Stated goal
Look through the entries and report how many lines include the word "screenshot". Give the number alone.
· · · · · · ·
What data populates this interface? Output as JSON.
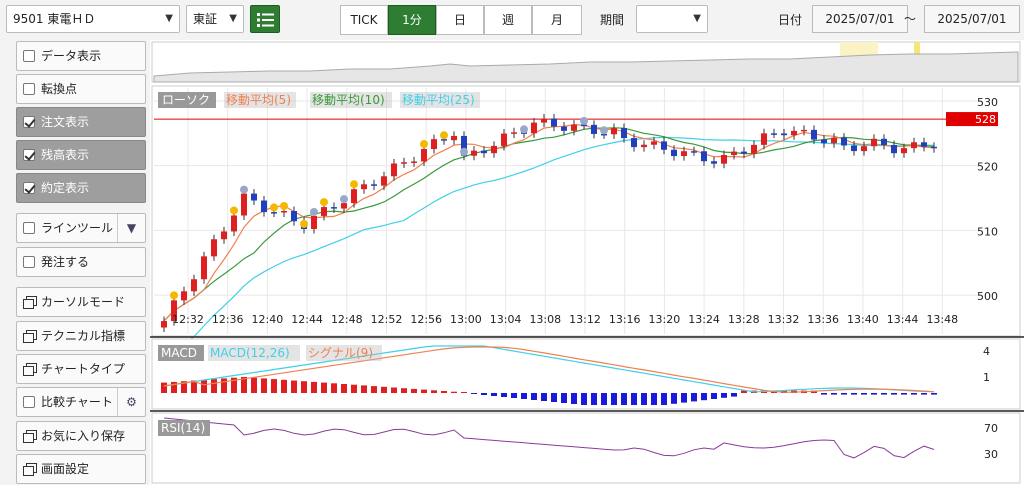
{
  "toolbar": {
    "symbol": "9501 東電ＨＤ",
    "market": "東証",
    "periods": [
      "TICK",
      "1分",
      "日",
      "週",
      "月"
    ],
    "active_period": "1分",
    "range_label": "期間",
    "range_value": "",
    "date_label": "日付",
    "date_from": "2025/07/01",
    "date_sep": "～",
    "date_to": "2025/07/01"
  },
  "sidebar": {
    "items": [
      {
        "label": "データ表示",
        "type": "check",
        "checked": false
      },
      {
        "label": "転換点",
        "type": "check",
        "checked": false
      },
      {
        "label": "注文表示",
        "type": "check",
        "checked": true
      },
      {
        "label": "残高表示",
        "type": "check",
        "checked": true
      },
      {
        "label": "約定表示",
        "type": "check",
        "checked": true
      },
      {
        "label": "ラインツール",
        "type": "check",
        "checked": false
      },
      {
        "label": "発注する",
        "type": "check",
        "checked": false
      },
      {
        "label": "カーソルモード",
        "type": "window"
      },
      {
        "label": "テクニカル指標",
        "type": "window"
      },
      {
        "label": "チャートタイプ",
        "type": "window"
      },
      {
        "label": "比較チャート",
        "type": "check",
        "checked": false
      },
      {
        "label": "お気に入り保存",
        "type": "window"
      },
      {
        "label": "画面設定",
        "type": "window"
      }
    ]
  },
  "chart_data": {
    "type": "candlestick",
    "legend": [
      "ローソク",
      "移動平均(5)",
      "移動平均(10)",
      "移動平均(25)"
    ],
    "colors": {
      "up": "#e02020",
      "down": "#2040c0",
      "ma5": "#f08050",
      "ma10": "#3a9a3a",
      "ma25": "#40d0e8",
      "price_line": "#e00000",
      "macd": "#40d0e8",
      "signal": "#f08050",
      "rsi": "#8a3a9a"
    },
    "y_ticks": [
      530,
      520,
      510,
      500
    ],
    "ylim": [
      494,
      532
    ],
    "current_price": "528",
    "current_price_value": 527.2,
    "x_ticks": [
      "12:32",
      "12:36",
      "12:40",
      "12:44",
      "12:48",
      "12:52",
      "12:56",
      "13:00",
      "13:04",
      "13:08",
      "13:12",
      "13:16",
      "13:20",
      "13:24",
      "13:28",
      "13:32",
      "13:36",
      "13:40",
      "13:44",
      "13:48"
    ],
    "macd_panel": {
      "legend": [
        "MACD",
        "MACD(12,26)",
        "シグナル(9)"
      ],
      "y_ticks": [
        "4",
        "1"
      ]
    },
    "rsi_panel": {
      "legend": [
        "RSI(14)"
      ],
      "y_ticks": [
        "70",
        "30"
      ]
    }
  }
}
· · · · · · ·
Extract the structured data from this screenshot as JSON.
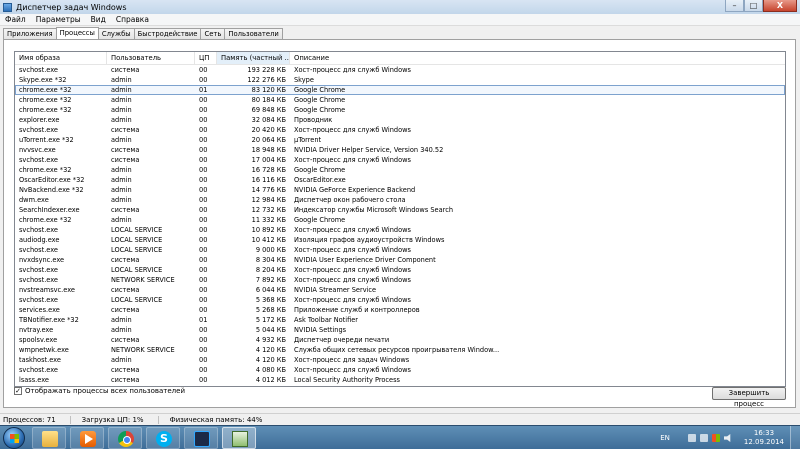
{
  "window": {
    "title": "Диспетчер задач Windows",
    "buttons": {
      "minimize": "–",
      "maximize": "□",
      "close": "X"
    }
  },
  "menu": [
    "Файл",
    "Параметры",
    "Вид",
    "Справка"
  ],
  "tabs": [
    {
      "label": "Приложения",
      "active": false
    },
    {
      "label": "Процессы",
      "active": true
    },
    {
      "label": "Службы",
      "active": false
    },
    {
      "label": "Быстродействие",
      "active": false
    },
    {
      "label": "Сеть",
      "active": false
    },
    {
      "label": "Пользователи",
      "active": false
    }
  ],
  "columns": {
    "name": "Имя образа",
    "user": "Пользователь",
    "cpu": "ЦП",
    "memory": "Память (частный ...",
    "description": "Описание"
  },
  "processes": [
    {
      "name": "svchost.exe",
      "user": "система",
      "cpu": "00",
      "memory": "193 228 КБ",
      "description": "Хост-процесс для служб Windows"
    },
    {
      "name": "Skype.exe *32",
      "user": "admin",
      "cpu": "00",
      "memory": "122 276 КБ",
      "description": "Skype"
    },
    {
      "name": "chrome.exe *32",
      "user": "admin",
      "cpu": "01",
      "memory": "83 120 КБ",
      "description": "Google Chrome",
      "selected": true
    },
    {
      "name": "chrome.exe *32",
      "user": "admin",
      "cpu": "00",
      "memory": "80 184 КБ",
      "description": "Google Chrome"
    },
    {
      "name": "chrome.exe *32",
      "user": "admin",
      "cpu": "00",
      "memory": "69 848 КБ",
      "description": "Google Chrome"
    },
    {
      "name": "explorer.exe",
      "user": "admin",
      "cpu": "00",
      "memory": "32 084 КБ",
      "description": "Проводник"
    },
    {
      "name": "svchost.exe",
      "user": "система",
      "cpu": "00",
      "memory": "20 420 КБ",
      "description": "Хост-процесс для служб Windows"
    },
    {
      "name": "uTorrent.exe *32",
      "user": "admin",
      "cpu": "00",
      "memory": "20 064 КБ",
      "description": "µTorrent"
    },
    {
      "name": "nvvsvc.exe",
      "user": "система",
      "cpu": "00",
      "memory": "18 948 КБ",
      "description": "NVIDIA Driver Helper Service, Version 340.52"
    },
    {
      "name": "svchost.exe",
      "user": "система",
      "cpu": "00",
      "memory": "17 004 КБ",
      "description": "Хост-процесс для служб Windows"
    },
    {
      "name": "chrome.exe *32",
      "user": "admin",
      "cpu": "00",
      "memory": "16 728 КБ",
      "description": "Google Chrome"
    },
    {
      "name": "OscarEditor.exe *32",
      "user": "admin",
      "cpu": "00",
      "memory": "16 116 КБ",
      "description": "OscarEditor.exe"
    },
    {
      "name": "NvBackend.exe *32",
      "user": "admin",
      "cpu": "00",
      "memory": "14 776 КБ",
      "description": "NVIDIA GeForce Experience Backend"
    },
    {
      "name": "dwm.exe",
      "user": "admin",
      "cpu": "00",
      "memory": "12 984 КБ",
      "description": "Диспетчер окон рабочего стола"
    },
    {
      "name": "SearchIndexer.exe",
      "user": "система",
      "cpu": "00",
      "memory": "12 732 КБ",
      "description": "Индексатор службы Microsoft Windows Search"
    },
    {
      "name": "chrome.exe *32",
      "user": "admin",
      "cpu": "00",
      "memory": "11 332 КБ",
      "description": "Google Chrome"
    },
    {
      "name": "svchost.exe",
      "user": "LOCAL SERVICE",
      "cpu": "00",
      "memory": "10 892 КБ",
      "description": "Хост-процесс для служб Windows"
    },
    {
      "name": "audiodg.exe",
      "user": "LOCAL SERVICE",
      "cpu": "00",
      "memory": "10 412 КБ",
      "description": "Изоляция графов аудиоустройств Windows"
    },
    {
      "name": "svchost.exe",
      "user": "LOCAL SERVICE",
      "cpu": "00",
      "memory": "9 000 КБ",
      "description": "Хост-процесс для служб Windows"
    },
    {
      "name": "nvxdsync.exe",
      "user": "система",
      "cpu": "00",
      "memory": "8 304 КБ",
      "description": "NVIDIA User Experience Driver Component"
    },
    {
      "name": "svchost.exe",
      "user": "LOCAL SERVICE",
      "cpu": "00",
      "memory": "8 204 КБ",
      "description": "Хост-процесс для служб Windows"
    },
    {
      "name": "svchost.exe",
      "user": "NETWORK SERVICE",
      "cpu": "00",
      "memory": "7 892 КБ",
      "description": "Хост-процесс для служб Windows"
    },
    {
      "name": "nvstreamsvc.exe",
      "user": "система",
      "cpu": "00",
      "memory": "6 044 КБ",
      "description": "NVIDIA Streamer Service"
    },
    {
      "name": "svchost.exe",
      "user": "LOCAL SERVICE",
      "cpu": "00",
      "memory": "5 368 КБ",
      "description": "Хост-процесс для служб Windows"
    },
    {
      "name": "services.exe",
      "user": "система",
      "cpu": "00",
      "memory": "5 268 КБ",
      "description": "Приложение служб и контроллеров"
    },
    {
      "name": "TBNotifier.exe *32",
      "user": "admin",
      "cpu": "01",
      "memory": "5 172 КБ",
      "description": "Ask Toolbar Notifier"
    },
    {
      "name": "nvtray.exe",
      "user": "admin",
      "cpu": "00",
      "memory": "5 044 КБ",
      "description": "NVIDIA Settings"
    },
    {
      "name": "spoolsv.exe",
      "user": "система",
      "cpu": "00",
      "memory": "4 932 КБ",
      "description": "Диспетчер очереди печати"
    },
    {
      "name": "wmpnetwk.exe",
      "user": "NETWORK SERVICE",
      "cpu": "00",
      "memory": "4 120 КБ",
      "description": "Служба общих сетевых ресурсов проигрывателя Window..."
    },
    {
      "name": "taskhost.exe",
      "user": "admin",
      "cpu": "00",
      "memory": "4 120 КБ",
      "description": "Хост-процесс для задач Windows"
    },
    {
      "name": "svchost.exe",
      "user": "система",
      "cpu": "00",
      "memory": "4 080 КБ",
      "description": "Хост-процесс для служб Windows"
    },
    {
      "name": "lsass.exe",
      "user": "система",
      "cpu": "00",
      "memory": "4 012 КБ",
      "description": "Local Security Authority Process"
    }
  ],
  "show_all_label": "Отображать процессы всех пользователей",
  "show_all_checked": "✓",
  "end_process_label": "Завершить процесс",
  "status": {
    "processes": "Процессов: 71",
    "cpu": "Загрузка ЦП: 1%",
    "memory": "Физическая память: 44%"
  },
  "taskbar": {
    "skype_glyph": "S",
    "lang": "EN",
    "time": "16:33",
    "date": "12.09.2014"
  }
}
· · · · · · ·
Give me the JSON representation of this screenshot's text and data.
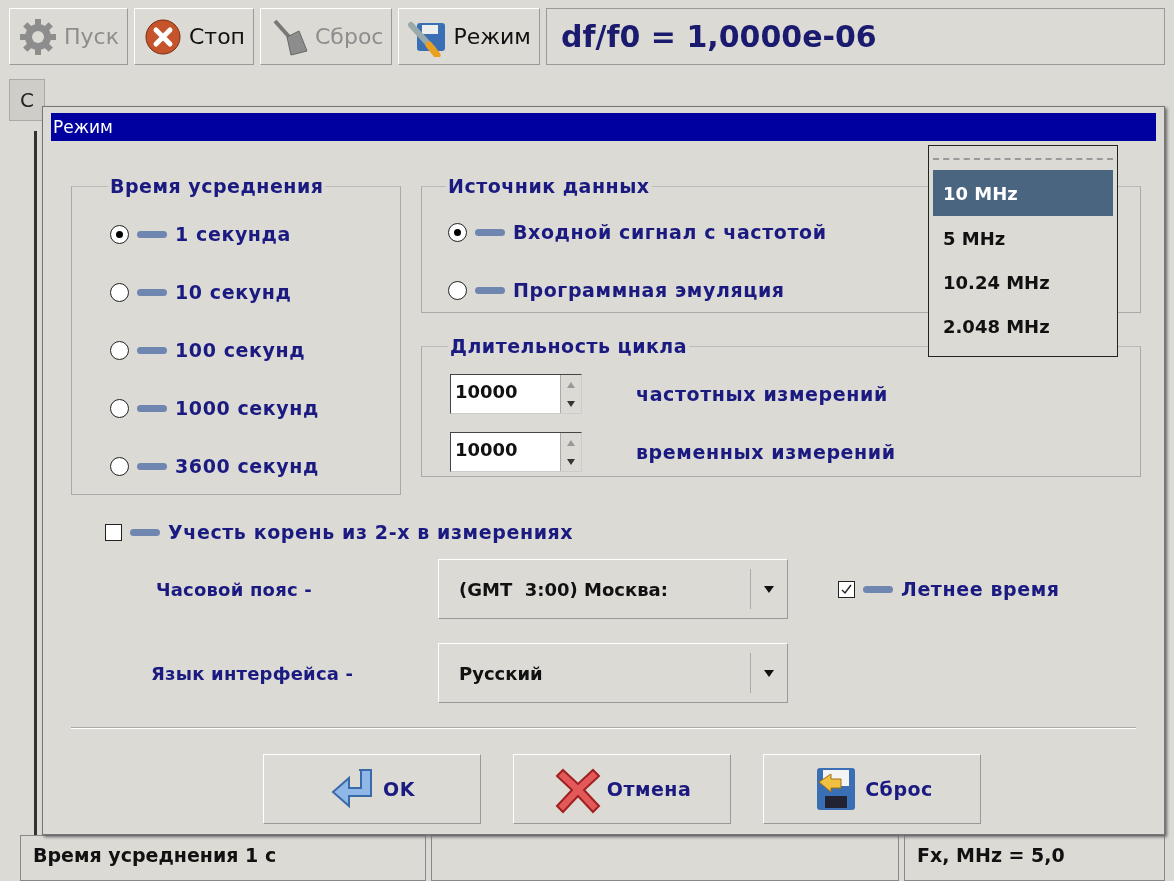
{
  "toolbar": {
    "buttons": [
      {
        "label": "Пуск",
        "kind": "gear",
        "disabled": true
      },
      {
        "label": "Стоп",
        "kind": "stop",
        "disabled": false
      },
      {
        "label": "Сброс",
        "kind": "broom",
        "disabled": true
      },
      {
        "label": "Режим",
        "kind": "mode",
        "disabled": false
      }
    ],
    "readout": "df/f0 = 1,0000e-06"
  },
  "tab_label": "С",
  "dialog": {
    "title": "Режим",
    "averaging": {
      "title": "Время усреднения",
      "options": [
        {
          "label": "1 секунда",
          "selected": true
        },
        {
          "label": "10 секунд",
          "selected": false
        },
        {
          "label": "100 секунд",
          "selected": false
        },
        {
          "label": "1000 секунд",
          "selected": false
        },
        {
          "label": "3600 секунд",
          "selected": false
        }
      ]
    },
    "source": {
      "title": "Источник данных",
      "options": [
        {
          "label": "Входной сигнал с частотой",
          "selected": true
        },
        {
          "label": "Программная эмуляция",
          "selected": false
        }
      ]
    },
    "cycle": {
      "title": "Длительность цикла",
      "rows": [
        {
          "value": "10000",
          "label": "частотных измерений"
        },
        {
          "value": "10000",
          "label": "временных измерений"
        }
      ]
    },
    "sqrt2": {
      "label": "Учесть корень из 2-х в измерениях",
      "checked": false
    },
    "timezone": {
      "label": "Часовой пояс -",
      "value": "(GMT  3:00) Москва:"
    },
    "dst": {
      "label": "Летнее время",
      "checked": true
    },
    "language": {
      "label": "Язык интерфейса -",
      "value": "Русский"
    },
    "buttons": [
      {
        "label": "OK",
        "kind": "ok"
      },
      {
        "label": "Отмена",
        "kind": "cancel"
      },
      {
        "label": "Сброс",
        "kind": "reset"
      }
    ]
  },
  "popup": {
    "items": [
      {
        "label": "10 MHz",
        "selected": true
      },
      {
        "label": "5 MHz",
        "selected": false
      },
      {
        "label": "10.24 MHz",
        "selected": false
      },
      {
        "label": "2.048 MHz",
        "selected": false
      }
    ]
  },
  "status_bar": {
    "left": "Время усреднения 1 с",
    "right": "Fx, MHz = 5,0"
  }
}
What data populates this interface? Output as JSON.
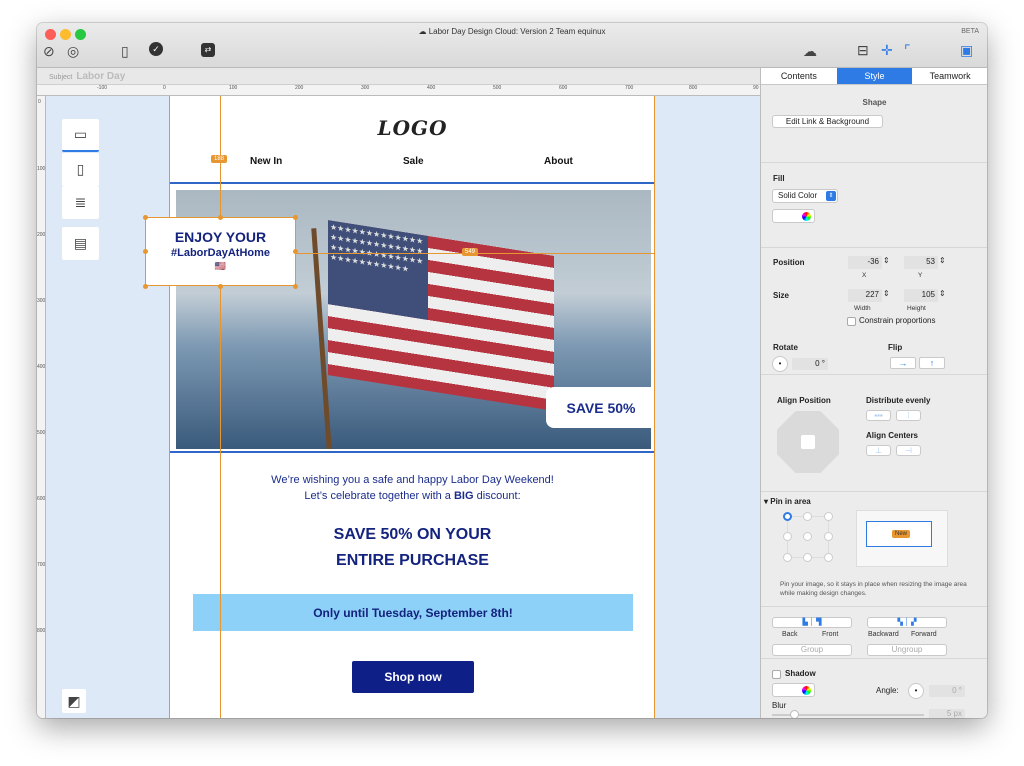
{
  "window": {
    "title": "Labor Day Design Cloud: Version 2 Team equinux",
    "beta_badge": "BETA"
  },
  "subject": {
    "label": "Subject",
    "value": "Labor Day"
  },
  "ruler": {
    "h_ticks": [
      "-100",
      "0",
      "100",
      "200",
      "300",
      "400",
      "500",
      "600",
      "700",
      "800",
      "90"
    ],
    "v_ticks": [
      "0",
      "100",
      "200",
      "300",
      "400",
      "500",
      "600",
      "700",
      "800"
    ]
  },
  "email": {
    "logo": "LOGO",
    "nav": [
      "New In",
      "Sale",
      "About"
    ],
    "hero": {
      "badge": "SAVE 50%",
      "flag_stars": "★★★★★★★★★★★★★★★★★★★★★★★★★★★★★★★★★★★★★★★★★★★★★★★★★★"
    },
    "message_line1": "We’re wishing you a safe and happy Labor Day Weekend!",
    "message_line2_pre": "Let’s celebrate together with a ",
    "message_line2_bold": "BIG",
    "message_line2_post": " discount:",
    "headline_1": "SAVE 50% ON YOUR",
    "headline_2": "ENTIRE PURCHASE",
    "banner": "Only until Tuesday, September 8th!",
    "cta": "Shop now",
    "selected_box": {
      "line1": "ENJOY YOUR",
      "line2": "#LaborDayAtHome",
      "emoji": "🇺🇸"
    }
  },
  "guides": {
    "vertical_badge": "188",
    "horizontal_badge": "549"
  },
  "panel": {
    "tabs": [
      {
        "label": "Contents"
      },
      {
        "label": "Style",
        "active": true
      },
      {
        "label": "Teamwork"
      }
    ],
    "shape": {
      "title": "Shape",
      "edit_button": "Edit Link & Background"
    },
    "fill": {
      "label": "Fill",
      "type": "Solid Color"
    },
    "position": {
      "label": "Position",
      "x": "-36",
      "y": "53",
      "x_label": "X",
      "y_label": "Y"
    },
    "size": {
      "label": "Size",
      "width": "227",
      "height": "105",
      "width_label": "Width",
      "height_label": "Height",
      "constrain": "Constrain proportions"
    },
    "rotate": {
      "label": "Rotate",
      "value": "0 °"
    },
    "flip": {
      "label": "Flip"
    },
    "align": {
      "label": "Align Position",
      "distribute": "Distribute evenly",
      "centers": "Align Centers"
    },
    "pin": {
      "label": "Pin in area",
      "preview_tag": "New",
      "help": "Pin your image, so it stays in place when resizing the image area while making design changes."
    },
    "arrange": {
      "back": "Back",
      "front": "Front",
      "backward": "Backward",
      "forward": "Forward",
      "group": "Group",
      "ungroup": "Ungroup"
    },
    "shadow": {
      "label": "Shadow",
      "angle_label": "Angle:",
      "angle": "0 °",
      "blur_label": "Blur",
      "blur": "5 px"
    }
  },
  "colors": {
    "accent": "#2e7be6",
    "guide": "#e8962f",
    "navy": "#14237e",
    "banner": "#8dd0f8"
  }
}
· · · · · · ·
Task answer
2